Task:
Your task is to repeat all of the material exactly.

Dataset items:
_ _ _

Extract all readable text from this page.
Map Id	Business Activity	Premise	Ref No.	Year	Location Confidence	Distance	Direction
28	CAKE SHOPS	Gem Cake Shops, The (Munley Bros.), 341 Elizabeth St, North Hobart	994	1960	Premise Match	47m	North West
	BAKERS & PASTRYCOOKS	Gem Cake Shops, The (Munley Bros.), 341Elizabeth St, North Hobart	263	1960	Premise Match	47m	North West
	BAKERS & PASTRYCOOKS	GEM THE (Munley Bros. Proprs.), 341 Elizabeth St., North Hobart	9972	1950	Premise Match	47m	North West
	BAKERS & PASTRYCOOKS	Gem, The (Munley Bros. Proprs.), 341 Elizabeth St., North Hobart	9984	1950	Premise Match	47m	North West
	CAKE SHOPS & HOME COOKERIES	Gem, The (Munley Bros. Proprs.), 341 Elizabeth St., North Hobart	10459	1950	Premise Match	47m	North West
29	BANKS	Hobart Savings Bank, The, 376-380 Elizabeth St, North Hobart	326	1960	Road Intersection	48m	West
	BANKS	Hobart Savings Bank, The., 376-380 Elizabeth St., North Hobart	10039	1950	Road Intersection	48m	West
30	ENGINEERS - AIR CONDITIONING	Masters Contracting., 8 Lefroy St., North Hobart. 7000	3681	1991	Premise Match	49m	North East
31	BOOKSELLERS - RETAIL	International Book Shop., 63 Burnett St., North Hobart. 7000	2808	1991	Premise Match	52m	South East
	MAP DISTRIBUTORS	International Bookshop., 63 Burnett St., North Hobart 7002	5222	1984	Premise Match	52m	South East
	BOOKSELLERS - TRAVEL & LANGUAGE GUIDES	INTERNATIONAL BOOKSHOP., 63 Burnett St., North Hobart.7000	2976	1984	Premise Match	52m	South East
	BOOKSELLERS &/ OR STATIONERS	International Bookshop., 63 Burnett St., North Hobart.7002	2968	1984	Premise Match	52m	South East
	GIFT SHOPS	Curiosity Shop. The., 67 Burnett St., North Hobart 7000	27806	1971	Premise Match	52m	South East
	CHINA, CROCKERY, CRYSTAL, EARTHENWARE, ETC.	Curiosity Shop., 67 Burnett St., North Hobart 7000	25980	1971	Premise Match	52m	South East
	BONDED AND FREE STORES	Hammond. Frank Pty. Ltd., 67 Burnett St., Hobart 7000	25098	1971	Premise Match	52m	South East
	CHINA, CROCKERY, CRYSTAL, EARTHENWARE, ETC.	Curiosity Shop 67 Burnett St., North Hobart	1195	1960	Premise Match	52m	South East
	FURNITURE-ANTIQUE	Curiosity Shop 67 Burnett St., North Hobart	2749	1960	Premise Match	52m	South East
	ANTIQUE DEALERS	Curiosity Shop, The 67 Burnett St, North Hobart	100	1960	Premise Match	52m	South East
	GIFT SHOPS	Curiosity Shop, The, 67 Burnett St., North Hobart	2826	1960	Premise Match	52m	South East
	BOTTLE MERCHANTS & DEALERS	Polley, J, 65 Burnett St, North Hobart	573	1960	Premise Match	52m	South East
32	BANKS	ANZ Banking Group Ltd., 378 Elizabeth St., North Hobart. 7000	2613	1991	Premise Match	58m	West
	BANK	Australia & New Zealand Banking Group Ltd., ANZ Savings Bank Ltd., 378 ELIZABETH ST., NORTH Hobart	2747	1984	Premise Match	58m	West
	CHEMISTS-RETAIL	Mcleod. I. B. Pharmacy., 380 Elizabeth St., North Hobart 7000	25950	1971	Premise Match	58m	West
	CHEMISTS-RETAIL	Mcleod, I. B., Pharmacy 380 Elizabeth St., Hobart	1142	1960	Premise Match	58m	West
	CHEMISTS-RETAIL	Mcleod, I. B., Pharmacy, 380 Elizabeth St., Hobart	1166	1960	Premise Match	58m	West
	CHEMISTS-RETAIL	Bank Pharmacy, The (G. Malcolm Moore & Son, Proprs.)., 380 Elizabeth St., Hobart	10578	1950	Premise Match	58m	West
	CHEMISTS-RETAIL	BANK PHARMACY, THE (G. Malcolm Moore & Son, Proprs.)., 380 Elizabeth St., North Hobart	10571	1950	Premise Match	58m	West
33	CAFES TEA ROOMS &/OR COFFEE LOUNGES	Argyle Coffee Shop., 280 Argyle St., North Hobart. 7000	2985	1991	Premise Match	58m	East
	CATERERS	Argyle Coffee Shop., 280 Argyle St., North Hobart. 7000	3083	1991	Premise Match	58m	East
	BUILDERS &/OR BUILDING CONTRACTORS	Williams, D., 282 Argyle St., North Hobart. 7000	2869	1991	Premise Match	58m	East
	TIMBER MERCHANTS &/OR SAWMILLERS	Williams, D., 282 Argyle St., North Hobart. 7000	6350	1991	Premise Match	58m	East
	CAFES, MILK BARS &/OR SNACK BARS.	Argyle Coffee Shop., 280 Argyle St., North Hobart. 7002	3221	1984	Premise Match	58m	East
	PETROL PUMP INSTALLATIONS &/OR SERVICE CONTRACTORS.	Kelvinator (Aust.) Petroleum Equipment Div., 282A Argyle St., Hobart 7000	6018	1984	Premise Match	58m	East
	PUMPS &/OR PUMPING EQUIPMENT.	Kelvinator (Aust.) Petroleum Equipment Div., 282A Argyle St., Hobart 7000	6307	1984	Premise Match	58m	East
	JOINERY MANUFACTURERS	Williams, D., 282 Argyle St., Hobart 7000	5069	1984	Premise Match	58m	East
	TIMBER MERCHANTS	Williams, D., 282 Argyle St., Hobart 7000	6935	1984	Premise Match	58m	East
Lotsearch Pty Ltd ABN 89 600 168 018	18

_ _ _

Solution:
Extract all readable text from this page.
Map Id	Business Activity	Premise	Ref No.	Year	Location Confidence	Distance	Direction
28	CAKE SHOPS	Gem Cake Shops, The (Munley Bros.), 341 Elizabeth St, North Hobart	994	1960	Premise Match	47m	North West
	BAKERS & PASTRYCOOKS	Gem Cake Shops, The (Munley Bros.), 341Elizabeth St, North Hobart	263	1960	Premise Match	47m	North West
	BAKERS & PASTRYCOOKS	GEM THE (Munley Bros. Proprs.), 341 Elizabeth St., North Hobart	9972	1950	Premise Match	47m	North West
	BAKERS & PASTRYCOOKS	Gem, The (Munley Bros. Proprs.), 341 Elizabeth St., North Hobart	9984	1950	Premise Match	47m	North West
	CAKE SHOPS & HOME COOKERIES	Gem, The (Munley Bros. Proprs.), 341 Elizabeth St., North Hobart	10459	1950	Premise Match	47m	North West
29	BANKS	Hobart Savings Bank, The, 376-380 Elizabeth St, North Hobart	326	1960	Road Intersection	48m	West
	BANKS	Hobart Savings Bank, The., 376-380 Elizabeth St., North Hobart	10039	1950	Road Intersection	48m	West
30	ENGINEERS - AIR CONDITIONING	Masters Contracting., 8 Lefroy St., North Hobart. 7000	3681	1991	Premise Match	49m	North East
31	BOOKSELLERS - RETAIL	International Book Shop., 63 Burnett St., North Hobart. 7000	2808	1991	Premise Match	52m	South East
	MAP DISTRIBUTORS	International Bookshop., 63 Burnett St., North Hobart 7002	5222	1984	Premise Match	52m	South East
	BOOKSELLERS - TRAVEL & LANGUAGE GUIDES	INTERNATIONAL BOOKSHOP., 63 Burnett St., North Hobart.7000	2976	1984	Premise Match	52m	South East
	BOOKSELLERS &/ OR STATIONERS	International Bookshop., 63 Burnett St., North Hobart.7002	2968	1984	Premise Match	52m	South East
	GIFT SHOPS	Curiosity Shop. The., 67 Burnett St., North Hobart 7000	27806	1971	Premise Match	52m	South East
	CHINA, CROCKERY, CRYSTAL, EARTHENWARE, ETC.	Curiosity Shop., 67 Burnett St., North Hobart 7000	25980	1971	Premise Match	52m	South East
	BONDED AND FREE STORES	Hammond. Frank Pty. Ltd., 67 Burnett St., Hobart 7000	25098	1971	Premise Match	52m	South East
	CHINA, CROCKERY, CRYSTAL, EARTHENWARE, ETC.	Curiosity Shop 67 Burnett St., North Hobart	1195	1960	Premise Match	52m	South East
	FURNITURE-ANTIQUE	Curiosity Shop 67 Burnett St., North Hobart	2749	1960	Premise Match	52m	South East
	ANTIQUE DEALERS	Curiosity Shop, The 67 Burnett St, North Hobart	100	1960	Premise Match	52m	South East
	GIFT SHOPS	Curiosity Shop, The, 67 Burnett St., North Hobart	2826	1960	Premise Match	52m	South East
	BOTTLE MERCHANTS & DEALERS	Polley, J, 65 Burnett St, North Hobart	573	1960	Premise Match	52m	South East
32	BANKS	ANZ Banking Group Ltd., 378 Elizabeth St., North Hobart. 7000	2613	1991	Premise Match	58m	West
	BANK	Australia & New Zealand Banking Group Ltd., ANZ Savings Bank Ltd., 378 ELIZABETH ST., NORTH Hobart	2747	1984	Premise Match	58m	West
	CHEMISTS-RETAIL	Mcleod. I. B. Pharmacy., 380 Elizabeth St., North Hobart 7000	25950	1971	Premise Match	58m	West
	CHEMISTS-RETAIL	Mcleod, I. B., Pharmacy 380 Elizabeth St., Hobart	1142	1960	Premise Match	58m	West
	CHEMISTS-RETAIL	Mcleod, I. B., Pharmacy, 380 Elizabeth St., Hobart	1166	1960	Premise Match	58m	West
	CHEMISTS-RETAIL	Bank Pharmacy, The (G. Malcolm Moore & Son, Proprs.)., 380 Elizabeth St., Hobart	10578	1950	Premise Match	58m	West
	CHEMISTS-RETAIL	BANK PHARMACY, THE (G. Malcolm Moore & Son, Proprs.)., 380 Elizabeth St., North Hobart	10571	1950	Premise Match	58m	West
33	CAFES TEA ROOMS &/OR COFFEE LOUNGES	Argyle Coffee Shop., 280 Argyle St., North Hobart. 7000	2985	1991	Premise Match	58m	East
	CATERERS	Argyle Coffee Shop., 280 Argyle St., North Hobart. 7000	3083	1991	Premise Match	58m	East
	BUILDERS &/OR BUILDING CONTRACTORS	Williams, D., 282 Argyle St., North Hobart. 7000	2869	1991	Premise Match	58m	East
	TIMBER MERCHANTS &/OR SAWMILLERS	Williams, D., 282 Argyle St., North Hobart. 7000	6350	1991	Premise Match	58m	East
	CAFES, MILK BARS &/OR SNACK BARS.	Argyle Coffee Shop., 280 Argyle St., North Hobart. 7002	3221	1984	Premise Match	58m	East
	PETROL PUMP INSTALLATIONS &/OR SERVICE CONTRACTORS.	Kelvinator (Aust.) Petroleum Equipment Div., 282A Argyle St., Hobart 7000	6018	1984	Premise Match	58m	East
	PUMPS &/OR PUMPING EQUIPMENT.	Kelvinator (Aust.) Petroleum Equipment Div., 282A Argyle St., Hobart 7000	6307	1984	Premise Match	58m	East
	JOINERY MANUFACTURERS	Williams, D., 282 Argyle St., Hobart 7000	5069	1984	Premise Match	58m	East
	TIMBER MERCHANTS	Williams, D., 282 Argyle St., Hobart 7000	6935	1984	Premise Match	58m	East
Lotsearch Pty Ltd ABN 89 600 168 018	18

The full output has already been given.